- **REQUIREMENT**
Can you print every record below exactly as written?

[Figure content listings]
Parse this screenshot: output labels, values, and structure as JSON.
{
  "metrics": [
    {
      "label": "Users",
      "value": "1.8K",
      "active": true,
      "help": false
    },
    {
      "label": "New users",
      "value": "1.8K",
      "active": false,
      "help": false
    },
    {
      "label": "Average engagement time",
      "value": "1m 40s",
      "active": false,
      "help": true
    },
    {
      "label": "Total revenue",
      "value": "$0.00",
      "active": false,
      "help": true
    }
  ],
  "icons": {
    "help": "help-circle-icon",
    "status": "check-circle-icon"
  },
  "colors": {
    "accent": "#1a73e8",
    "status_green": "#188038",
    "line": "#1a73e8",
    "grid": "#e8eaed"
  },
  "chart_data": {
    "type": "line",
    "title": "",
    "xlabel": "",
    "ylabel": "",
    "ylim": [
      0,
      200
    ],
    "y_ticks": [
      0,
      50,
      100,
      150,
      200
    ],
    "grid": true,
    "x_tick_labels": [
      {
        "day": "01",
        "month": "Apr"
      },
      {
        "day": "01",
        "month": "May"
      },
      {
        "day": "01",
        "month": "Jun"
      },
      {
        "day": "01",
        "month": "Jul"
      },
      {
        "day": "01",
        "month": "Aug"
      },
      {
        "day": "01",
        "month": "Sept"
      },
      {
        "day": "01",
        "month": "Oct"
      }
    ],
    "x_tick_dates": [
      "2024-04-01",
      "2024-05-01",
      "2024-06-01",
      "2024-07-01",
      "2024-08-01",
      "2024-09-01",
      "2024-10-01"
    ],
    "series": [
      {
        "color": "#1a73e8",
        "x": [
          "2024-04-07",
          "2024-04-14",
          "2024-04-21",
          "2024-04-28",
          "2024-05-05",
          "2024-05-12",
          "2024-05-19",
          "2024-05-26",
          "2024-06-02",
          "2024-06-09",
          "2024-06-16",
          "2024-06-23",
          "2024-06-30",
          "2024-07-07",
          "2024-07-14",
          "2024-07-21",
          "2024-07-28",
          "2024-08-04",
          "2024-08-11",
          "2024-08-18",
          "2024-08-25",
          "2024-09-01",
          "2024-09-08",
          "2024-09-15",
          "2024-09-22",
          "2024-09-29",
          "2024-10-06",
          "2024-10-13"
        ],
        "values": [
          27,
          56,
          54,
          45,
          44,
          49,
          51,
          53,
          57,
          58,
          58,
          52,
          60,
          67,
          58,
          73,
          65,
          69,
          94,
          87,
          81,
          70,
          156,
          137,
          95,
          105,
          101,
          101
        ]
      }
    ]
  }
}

- **EXERCISE SOLUTION**
Parse this screenshot: output labels, values, and structure as JSON.
{
  "metrics": [
    {
      "label": "Users",
      "value": "1.8K",
      "active": true,
      "help": false
    },
    {
      "label": "New users",
      "value": "1.8K",
      "active": false,
      "help": false
    },
    {
      "label": "Average engagement time",
      "value": "1m 40s",
      "active": false,
      "help": true
    },
    {
      "label": "Total revenue",
      "value": "$0.00",
      "active": false,
      "help": true
    }
  ],
  "icons": {
    "help": "help-circle-icon",
    "status": "check-circle-icon"
  },
  "colors": {
    "accent": "#1a73e8",
    "status_green": "#188038",
    "line": "#1a73e8",
    "grid": "#e8eaed"
  },
  "chart_data": {
    "type": "line",
    "title": "",
    "xlabel": "",
    "ylabel": "",
    "ylim": [
      0,
      200
    ],
    "y_ticks": [
      0,
      50,
      100,
      150,
      200
    ],
    "grid": true,
    "x_tick_labels": [
      {
        "day": "01",
        "month": "Apr"
      },
      {
        "day": "01",
        "month": "May"
      },
      {
        "day": "01",
        "month": "Jun"
      },
      {
        "day": "01",
        "month": "Jul"
      },
      {
        "day": "01",
        "month": "Aug"
      },
      {
        "day": "01",
        "month": "Sept"
      },
      {
        "day": "01",
        "month": "Oct"
      }
    ],
    "x_tick_dates": [
      "2024-04-01",
      "2024-05-01",
      "2024-06-01",
      "2024-07-01",
      "2024-08-01",
      "2024-09-01",
      "2024-10-01"
    ],
    "series": [
      {
        "color": "#1a73e8",
        "x": [
          "2024-04-07",
          "2024-04-14",
          "2024-04-21",
          "2024-04-28",
          "2024-05-05",
          "2024-05-12",
          "2024-05-19",
          "2024-05-26",
          "2024-06-02",
          "2024-06-09",
          "2024-06-16",
          "2024-06-23",
          "2024-06-30",
          "2024-07-07",
          "2024-07-14",
          "2024-07-21",
          "2024-07-28",
          "2024-08-04",
          "2024-08-11",
          "2024-08-18",
          "2024-08-25",
          "2024-09-01",
          "2024-09-08",
          "2024-09-15",
          "2024-09-22",
          "2024-09-29",
          "2024-10-06",
          "2024-10-13"
        ],
        "values": [
          27,
          56,
          54,
          45,
          44,
          49,
          51,
          53,
          57,
          58,
          58,
          52,
          60,
          67,
          58,
          73,
          65,
          69,
          94,
          87,
          81,
          70,
          156,
          137,
          95,
          105,
          101,
          101
        ]
      }
    ]
  }
}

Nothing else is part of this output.